* _WHAT IS BEING ASKED_: Count how many lines mention the word "PBED". Write that number alone.

* _INFORMATION GIVEN_:

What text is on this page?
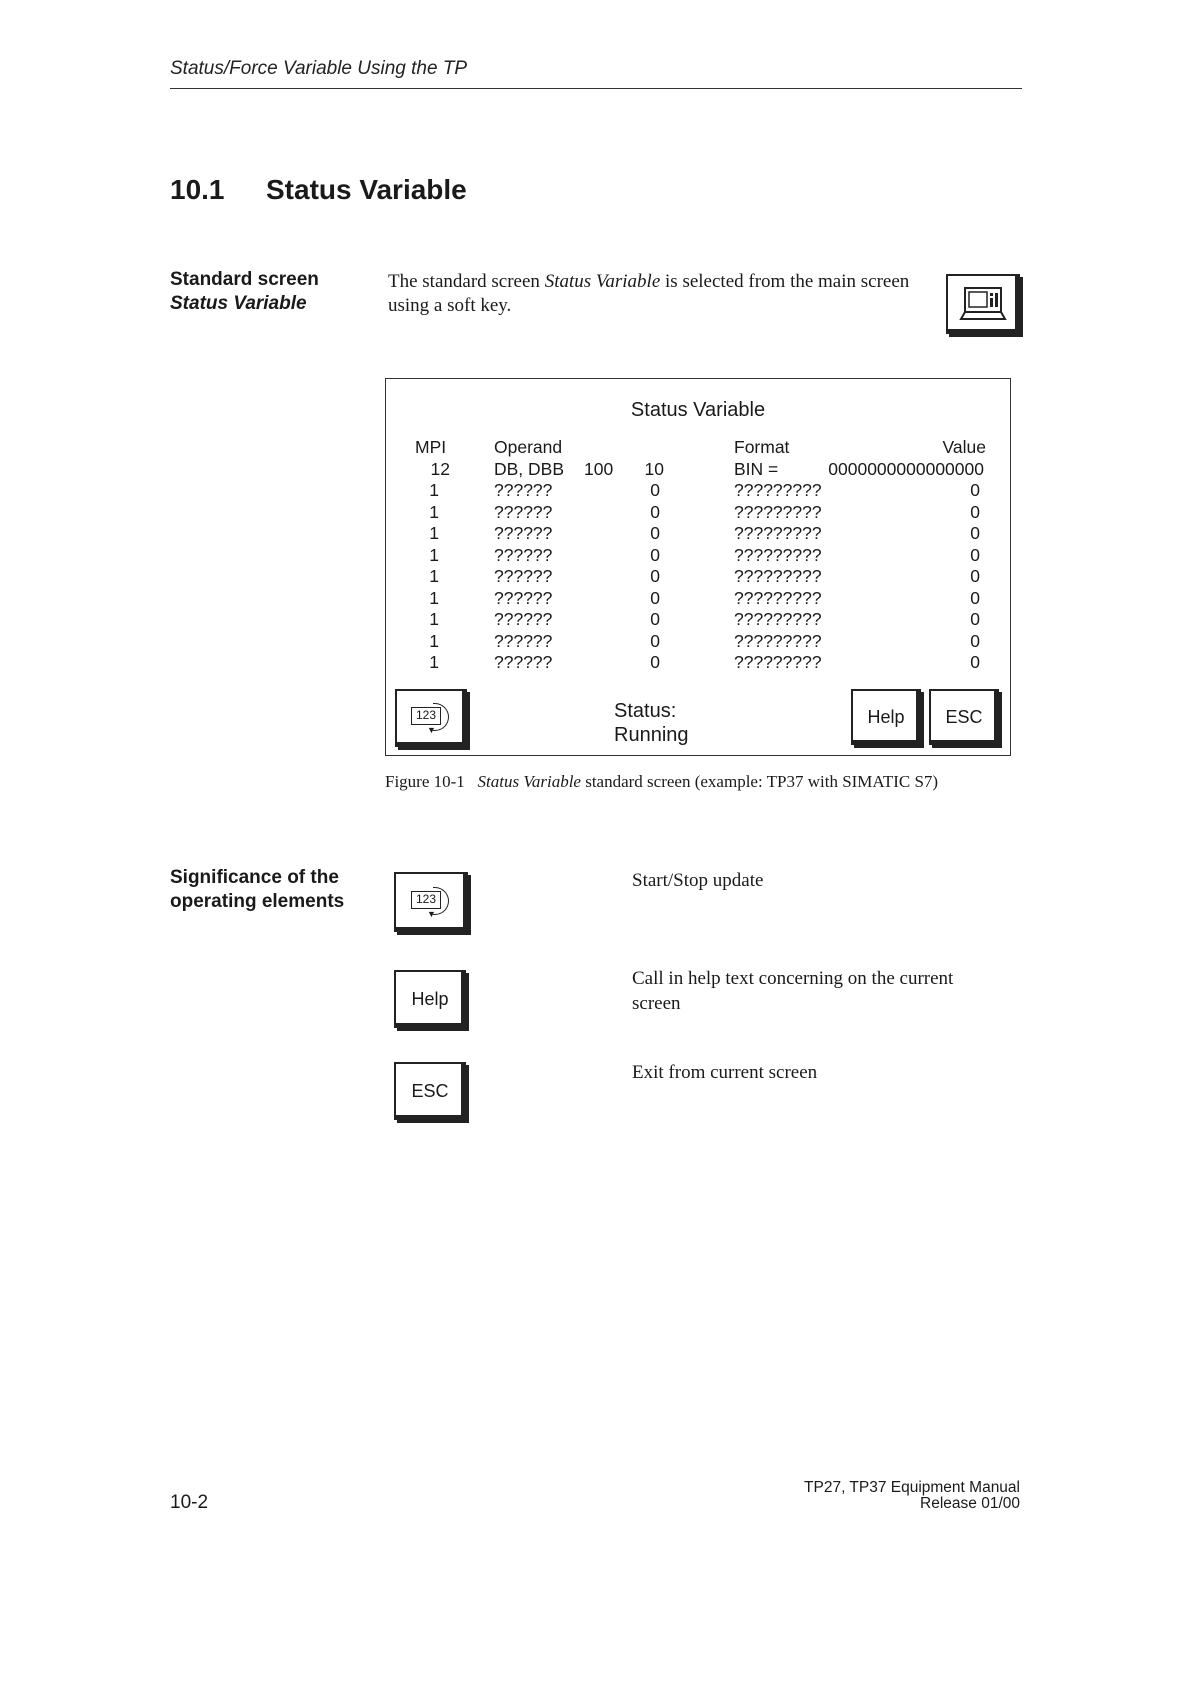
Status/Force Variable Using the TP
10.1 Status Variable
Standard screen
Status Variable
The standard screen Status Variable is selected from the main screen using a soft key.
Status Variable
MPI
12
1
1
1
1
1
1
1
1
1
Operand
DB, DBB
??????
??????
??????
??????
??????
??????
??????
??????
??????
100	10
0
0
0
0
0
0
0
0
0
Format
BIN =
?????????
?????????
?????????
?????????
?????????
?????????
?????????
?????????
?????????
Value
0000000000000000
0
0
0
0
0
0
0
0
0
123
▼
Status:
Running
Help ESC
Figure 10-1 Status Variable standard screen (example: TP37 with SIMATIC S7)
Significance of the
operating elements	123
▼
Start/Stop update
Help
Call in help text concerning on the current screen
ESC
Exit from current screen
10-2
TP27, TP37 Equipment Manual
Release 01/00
==
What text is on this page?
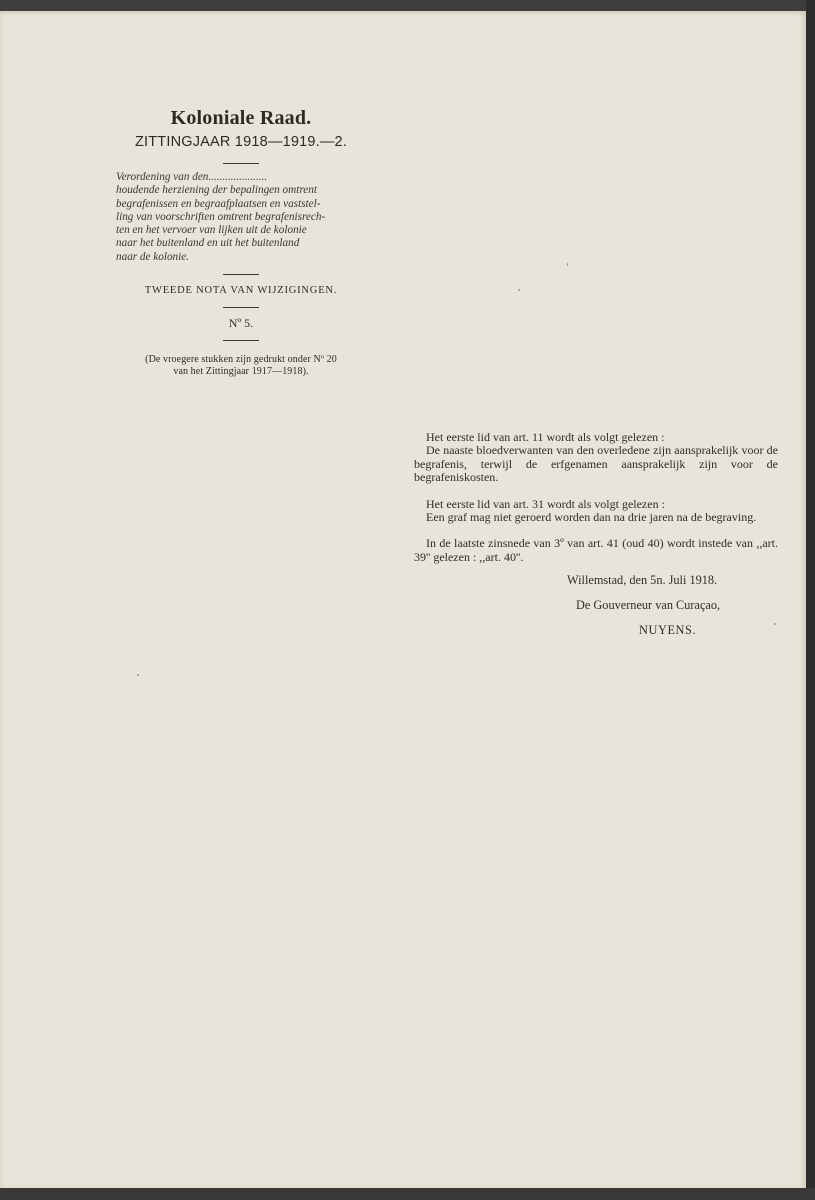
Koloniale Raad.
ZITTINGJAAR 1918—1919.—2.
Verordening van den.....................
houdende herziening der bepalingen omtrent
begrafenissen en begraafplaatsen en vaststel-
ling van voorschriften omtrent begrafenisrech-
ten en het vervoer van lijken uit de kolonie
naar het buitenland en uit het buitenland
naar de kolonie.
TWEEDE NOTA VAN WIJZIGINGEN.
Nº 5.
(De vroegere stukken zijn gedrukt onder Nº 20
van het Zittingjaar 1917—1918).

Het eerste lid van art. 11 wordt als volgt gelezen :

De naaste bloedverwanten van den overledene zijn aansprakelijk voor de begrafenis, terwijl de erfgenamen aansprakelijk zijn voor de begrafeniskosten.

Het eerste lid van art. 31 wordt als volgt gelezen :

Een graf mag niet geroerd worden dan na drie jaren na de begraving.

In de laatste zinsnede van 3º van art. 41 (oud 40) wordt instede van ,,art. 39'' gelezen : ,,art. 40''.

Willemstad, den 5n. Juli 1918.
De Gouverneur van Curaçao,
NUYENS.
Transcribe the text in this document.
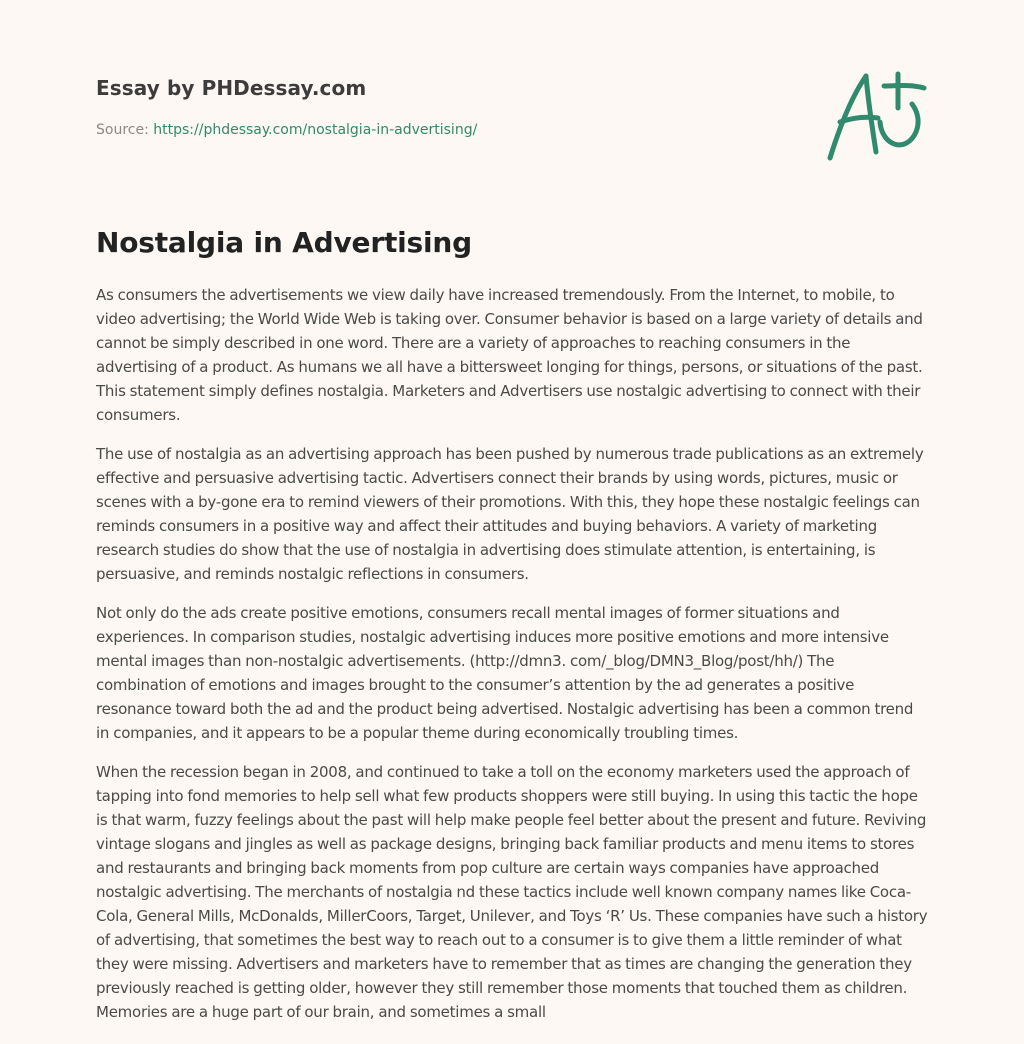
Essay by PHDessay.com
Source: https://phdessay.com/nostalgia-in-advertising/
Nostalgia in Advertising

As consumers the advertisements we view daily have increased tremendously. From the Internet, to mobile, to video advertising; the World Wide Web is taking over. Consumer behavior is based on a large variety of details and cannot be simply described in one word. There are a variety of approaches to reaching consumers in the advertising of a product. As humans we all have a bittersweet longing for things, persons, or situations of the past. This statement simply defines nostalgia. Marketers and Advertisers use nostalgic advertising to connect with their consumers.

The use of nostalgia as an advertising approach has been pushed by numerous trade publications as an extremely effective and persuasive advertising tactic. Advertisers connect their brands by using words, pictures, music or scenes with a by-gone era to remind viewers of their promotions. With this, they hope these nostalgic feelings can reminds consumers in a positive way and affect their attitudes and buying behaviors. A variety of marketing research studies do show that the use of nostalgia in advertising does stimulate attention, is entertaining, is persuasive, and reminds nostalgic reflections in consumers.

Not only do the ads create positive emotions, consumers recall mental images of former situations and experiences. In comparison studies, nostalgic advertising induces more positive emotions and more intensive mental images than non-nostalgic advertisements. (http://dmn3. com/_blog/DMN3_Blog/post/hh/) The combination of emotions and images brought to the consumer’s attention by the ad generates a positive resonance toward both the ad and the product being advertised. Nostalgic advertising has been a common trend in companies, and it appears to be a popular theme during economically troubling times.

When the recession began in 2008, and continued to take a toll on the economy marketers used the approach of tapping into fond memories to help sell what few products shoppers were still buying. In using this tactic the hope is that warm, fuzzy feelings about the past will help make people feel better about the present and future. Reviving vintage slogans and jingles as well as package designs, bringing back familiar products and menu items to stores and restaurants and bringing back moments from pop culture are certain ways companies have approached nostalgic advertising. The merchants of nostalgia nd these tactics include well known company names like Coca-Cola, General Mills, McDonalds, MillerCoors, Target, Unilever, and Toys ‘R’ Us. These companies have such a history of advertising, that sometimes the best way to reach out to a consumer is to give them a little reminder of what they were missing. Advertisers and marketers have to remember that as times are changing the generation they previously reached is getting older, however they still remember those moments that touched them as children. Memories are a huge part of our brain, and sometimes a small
--
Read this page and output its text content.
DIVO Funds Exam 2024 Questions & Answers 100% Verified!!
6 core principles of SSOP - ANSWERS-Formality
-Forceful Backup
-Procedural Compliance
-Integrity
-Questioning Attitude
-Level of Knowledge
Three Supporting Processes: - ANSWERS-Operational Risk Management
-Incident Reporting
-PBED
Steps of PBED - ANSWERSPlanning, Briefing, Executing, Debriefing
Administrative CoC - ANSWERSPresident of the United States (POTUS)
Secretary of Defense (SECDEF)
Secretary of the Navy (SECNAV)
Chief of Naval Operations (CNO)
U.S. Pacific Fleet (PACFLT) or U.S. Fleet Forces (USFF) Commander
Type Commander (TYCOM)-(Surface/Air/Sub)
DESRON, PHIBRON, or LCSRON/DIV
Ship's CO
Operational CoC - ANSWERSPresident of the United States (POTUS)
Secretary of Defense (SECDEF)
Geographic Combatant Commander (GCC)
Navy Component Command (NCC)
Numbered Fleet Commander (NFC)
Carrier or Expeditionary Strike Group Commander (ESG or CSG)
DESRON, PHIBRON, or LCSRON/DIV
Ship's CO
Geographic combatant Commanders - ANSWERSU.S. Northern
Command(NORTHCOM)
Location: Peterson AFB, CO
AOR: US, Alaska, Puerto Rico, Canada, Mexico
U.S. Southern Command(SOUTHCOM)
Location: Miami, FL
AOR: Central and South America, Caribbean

* _THE COMPLETED TASK_: 2